■ **Data records**:

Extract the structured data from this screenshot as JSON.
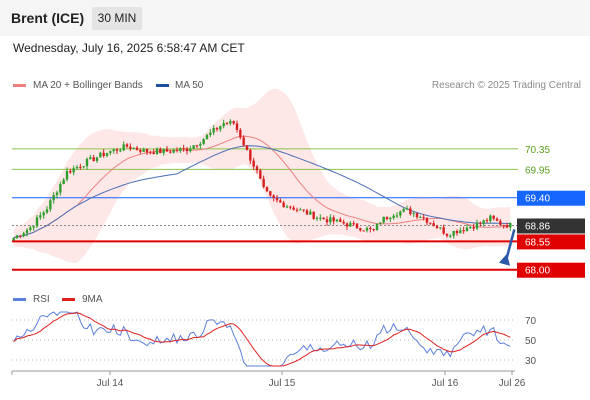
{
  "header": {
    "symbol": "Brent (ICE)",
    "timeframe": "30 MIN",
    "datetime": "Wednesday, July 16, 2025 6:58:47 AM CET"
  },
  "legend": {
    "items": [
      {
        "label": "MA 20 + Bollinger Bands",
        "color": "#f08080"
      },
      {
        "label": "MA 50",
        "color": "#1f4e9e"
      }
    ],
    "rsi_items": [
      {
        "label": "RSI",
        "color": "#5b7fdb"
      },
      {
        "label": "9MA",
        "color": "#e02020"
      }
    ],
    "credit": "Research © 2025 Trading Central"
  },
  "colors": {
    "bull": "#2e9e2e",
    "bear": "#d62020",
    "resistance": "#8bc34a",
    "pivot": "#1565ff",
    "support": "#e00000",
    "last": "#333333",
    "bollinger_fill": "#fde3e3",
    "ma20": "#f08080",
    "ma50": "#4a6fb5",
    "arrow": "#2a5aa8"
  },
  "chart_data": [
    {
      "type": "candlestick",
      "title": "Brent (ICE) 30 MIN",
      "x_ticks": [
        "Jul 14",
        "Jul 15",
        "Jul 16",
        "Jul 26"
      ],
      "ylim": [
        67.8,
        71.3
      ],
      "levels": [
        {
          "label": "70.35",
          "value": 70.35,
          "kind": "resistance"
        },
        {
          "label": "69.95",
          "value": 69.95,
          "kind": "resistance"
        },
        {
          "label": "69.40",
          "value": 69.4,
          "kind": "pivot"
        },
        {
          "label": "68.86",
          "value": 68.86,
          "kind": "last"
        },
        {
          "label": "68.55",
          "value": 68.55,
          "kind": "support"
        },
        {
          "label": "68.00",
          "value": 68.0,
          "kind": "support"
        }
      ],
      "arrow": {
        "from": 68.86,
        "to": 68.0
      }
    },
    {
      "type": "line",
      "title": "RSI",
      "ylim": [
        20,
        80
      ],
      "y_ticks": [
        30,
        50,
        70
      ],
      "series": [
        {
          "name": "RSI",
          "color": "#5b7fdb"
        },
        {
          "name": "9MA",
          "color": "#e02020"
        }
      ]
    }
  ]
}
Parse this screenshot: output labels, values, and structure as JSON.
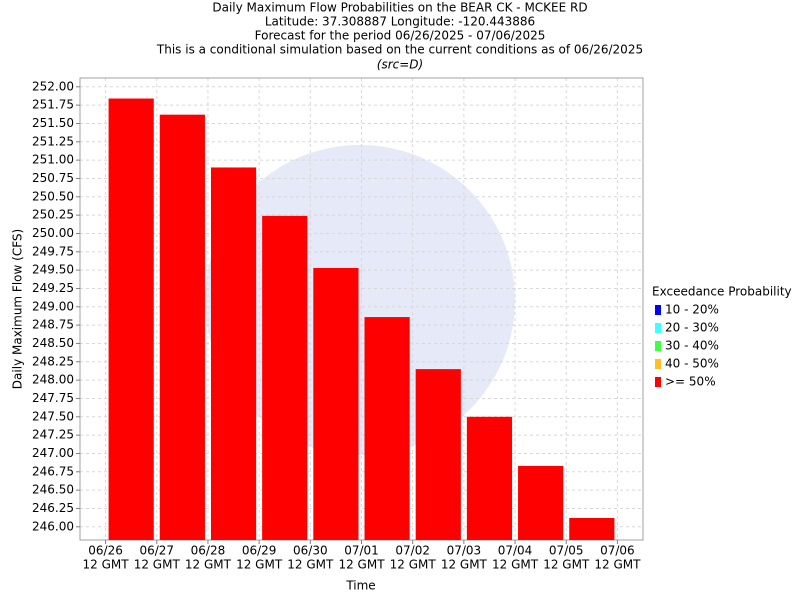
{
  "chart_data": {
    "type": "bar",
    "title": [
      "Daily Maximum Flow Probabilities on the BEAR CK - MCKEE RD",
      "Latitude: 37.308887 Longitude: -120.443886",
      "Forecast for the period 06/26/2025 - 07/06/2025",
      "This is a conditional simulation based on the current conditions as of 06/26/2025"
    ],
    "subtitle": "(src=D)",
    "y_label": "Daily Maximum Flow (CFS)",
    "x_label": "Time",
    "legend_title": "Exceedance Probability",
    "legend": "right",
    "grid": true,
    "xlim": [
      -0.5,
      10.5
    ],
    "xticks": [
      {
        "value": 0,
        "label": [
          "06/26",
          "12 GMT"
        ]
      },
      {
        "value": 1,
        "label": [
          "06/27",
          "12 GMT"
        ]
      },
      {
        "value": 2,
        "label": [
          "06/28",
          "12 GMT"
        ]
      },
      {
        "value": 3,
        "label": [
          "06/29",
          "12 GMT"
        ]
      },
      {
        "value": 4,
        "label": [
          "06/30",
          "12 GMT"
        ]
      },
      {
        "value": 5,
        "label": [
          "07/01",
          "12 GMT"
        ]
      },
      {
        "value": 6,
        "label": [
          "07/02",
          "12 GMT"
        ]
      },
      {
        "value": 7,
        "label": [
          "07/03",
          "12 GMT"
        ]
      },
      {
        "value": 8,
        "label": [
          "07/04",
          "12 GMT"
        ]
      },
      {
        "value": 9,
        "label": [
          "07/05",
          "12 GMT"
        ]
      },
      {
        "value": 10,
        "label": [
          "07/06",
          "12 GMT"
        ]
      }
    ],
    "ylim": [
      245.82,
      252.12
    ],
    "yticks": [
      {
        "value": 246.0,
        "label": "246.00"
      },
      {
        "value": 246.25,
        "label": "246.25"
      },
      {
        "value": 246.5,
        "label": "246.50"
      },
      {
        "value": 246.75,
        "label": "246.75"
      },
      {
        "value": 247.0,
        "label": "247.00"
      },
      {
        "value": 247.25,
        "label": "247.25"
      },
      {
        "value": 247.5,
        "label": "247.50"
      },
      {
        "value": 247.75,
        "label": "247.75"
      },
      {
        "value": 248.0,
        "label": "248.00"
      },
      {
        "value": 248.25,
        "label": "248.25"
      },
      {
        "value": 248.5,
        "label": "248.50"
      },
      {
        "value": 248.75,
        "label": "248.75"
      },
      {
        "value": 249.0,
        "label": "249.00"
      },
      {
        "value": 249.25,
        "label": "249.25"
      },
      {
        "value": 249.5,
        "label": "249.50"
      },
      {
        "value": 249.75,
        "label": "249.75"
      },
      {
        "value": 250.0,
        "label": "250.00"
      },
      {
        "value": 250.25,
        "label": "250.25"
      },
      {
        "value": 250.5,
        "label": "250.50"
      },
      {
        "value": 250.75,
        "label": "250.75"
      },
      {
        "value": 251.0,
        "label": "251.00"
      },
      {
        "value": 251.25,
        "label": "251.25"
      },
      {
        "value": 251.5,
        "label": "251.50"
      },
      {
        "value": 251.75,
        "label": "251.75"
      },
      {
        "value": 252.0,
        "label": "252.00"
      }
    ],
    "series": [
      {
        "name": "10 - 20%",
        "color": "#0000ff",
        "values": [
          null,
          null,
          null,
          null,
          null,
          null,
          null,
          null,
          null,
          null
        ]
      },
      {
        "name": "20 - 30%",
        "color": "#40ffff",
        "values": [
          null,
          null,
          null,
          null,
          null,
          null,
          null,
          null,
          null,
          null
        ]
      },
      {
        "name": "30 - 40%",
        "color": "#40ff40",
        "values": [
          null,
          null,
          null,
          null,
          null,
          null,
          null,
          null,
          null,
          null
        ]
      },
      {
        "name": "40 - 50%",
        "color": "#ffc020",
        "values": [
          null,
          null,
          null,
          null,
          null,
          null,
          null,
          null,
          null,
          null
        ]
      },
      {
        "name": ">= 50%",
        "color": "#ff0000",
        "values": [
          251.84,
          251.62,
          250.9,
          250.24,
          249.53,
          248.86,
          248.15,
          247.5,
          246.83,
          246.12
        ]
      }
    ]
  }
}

■ **Aim**: Print all of the entries word for word. Omit the pictures they contain.

■ **Reply**:
Extract the structured data from this screenshot as JSON.
{
  "header": {
    "symbol": "Brent (ICE)",
    "timeframe": "30 MIN",
    "datetime": "Wednesday, July 16, 2025 6:58:47 AM CET"
  },
  "legend": {
    "items": [
      {
        "label": "MA 20 + Bollinger Bands",
        "color": "#f08080"
      },
      {
        "label": "MA 50",
        "color": "#1f4e9e"
      }
    ],
    "rsi_items": [
      {
        "label": "RSI",
        "color": "#5b7fdb"
      },
      {
        "label": "9MA",
        "color": "#e02020"
      }
    ],
    "credit": "Research © 2025 Trading Central"
  },
  "colors": {
    "bull": "#2e9e2e",
    "bear": "#d62020",
    "resistance": "#8bc34a",
    "pivot": "#1565ff",
    "support": "#e00000",
    "last": "#333333",
    "bollinger_fill": "#fde3e3",
    "ma20": "#f08080",
    "ma50": "#4a6fb5",
    "arrow": "#2a5aa8"
  },
  "chart_data": [
    {
      "type": "candlestick",
      "title": "Brent (ICE) 30 MIN",
      "x_ticks": [
        "Jul 14",
        "Jul 15",
        "Jul 16",
        "Jul 26"
      ],
      "ylim": [
        67.8,
        71.3
      ],
      "levels": [
        {
          "label": "70.35",
          "value": 70.35,
          "kind": "resistance"
        },
        {
          "label": "69.95",
          "value": 69.95,
          "kind": "resistance"
        },
        {
          "label": "69.40",
          "value": 69.4,
          "kind": "pivot"
        },
        {
          "label": "68.86",
          "value": 68.86,
          "kind": "last"
        },
        {
          "label": "68.55",
          "value": 68.55,
          "kind": "support"
        },
        {
          "label": "68.00",
          "value": 68.0,
          "kind": "support"
        }
      ],
      "arrow": {
        "from": 68.86,
        "to": 68.0
      }
    },
    {
      "type": "line",
      "title": "RSI",
      "ylim": [
        20,
        80
      ],
      "y_ticks": [
        30,
        50,
        70
      ],
      "series": [
        {
          "name": "RSI",
          "color": "#5b7fdb"
        },
        {
          "name": "9MA",
          "color": "#e02020"
        }
      ]
    }
  ]
}
Parse this screenshot: output labels, values, and structure as JSON.
{
  "chart_data": {
    "type": "bar",
    "title": [
      "Daily Maximum Flow Probabilities on the BEAR CK - MCKEE RD",
      "Latitude: 37.308887 Longitude: -120.443886",
      "Forecast for the period 06/26/2025 - 07/06/2025",
      "This is a conditional simulation based on the current conditions as of 06/26/2025"
    ],
    "subtitle": "(src=D)",
    "y_label": "Daily Maximum Flow (CFS)",
    "x_label": "Time",
    "legend_title": "Exceedance Probability",
    "legend": "right",
    "grid": true,
    "xlim": [
      -0.5,
      10.5
    ],
    "xticks": [
      {
        "value": 0,
        "label": [
          "06/26",
          "12 GMT"
        ]
      },
      {
        "value": 1,
        "label": [
          "06/27",
          "12 GMT"
        ]
      },
      {
        "value": 2,
        "label": [
          "06/28",
          "12 GMT"
        ]
      },
      {
        "value": 3,
        "label": [
          "06/29",
          "12 GMT"
        ]
      },
      {
        "value": 4,
        "label": [
          "06/30",
          "12 GMT"
        ]
      },
      {
        "value": 5,
        "label": [
          "07/01",
          "12 GMT"
        ]
      },
      {
        "value": 6,
        "label": [
          "07/02",
          "12 GMT"
        ]
      },
      {
        "value": 7,
        "label": [
          "07/03",
          "12 GMT"
        ]
      },
      {
        "value": 8,
        "label": [
          "07/04",
          "12 GMT"
        ]
      },
      {
        "value": 9,
        "label": [
          "07/05",
          "12 GMT"
        ]
      },
      {
        "value": 10,
        "label": [
          "07/06",
          "12 GMT"
        ]
      }
    ],
    "ylim": [
      245.82,
      252.12
    ],
    "yticks": [
      {
        "value": 246.0,
        "label": "246.00"
      },
      {
        "value": 246.25,
        "label": "246.25"
      },
      {
        "value": 246.5,
        "label": "246.50"
      },
      {
        "value": 246.75,
        "label": "246.75"
      },
      {
        "value": 247.0,
        "label": "247.00"
      },
      {
        "value": 247.25,
        "label": "247.25"
      },
      {
        "value": 247.5,
        "label": "247.50"
      },
      {
        "value": 247.75,
        "label": "247.75"
      },
      {
        "value": 248.0,
        "label": "248.00"
      },
      {
        "value": 248.25,
        "label": "248.25"
      },
      {
        "value": 248.5,
        "label": "248.50"
      },
      {
        "value": 248.75,
        "label": "248.75"
      },
      {
        "value": 249.0,
        "label": "249.00"
      },
      {
        "value": 249.25,
        "label": "249.25"
      },
      {
        "value": 249.5,
        "label": "249.50"
      },
      {
        "value": 249.75,
        "label": "249.75"
      },
      {
        "value": 250.0,
        "label": "250.00"
      },
      {
        "value": 250.25,
        "label": "250.25"
      },
      {
        "value": 250.5,
        "label": "250.50"
      },
      {
        "value": 250.75,
        "label": "250.75"
      },
      {
        "value": 251.0,
        "label": "251.00"
      },
      {
        "value": 251.25,
        "label": "251.25"
      },
      {
        "value": 251.5,
        "label": "251.50"
      },
      {
        "value": 251.75,
        "label": "251.75"
      },
      {
        "value": 252.0,
        "label": "252.00"
      }
    ],
    "series": [
      {
        "name": "10 - 20%",
        "color": "#0000ff",
        "values": [
          null,
          null,
          null,
          null,
          null,
          null,
          null,
          null,
          null,
          null
        ]
      },
      {
        "name": "20 - 30%",
        "color": "#40ffff",
        "values": [
          null,
          null,
          null,
          null,
          null,
          null,
          null,
          null,
          null,
          null
        ]
      },
      {
        "name": "30 - 40%",
        "color": "#40ff40",
        "values": [
          null,
          null,
          null,
          null,
          null,
          null,
          null,
          null,
          null,
          null
        ]
      },
      {
        "name": "40 - 50%",
        "color": "#ffc020",
        "values": [
          null,
          null,
          null,
          null,
          null,
          null,
          null,
          null,
          null,
          null
        ]
      },
      {
        "name": ">= 50%",
        "color": "#ff0000",
        "values": [
          251.84,
          251.62,
          250.9,
          250.24,
          249.53,
          248.86,
          248.15,
          247.5,
          246.83,
          246.12
        ]
      }
    ]
  }
}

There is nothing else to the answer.